◆ TASK OBJECTIVE ◆
Any pictures in the records below should be skipped; write out everything else exactly.

Stored entries
"""

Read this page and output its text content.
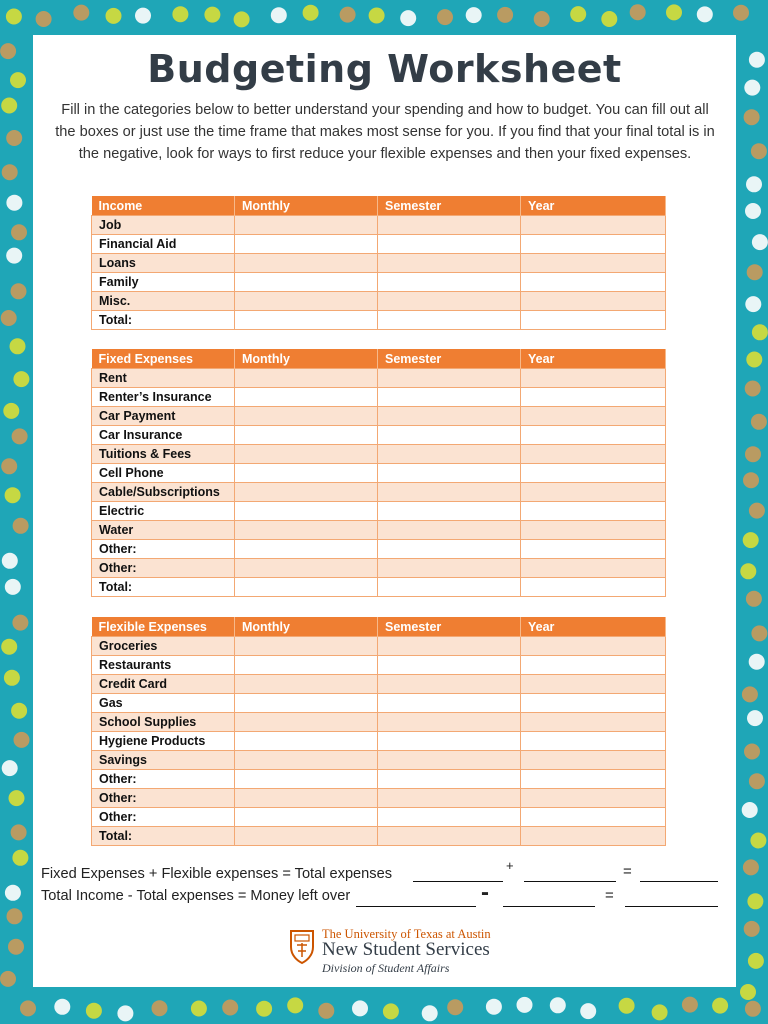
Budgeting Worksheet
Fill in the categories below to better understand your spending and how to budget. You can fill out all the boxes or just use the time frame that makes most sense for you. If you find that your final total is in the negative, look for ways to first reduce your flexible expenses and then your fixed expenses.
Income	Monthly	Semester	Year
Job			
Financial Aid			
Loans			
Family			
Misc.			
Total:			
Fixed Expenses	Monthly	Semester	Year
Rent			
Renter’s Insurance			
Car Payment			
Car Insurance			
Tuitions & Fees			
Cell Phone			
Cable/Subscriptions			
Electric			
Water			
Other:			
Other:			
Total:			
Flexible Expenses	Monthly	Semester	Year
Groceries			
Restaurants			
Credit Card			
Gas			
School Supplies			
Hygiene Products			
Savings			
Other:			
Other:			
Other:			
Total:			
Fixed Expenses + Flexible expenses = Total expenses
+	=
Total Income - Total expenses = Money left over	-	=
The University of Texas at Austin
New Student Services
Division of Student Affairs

"""

◆ SOLVED EXERCISE ◆
Read this page and output its text content.
Budgeting Worksheet
Fill in the categories below to better understand your spending and how to budget. You can fill out all the boxes or just use the time frame that makes most sense for you. If you find that your final total is in the negative, look for ways to first reduce your flexible expenses and then your fixed expenses.
Income	Monthly	Semester	Year
Job			
Financial Aid			
Loans			
Family			
Misc.			
Total:			
Fixed Expenses	Monthly	Semester	Year
Rent			
Renter’s Insurance			
Car Payment			
Car Insurance			
Tuitions & Fees			
Cell Phone			
Cable/Subscriptions			
Electric			
Water			
Other:			
Other:			
Total:			
Flexible Expenses	Monthly	Semester	Year
Groceries			
Restaurants			
Credit Card			
Gas			
School Supplies			
Hygiene Products			
Savings			
Other:			
Other:			
Other:			
Total:			
Fixed Expenses + Flexible expenses = Total expenses
+	=
Total Income - Total expenses = Money left over	-	=
The University of Texas at Austin
New Student Services
Division of Student Affairs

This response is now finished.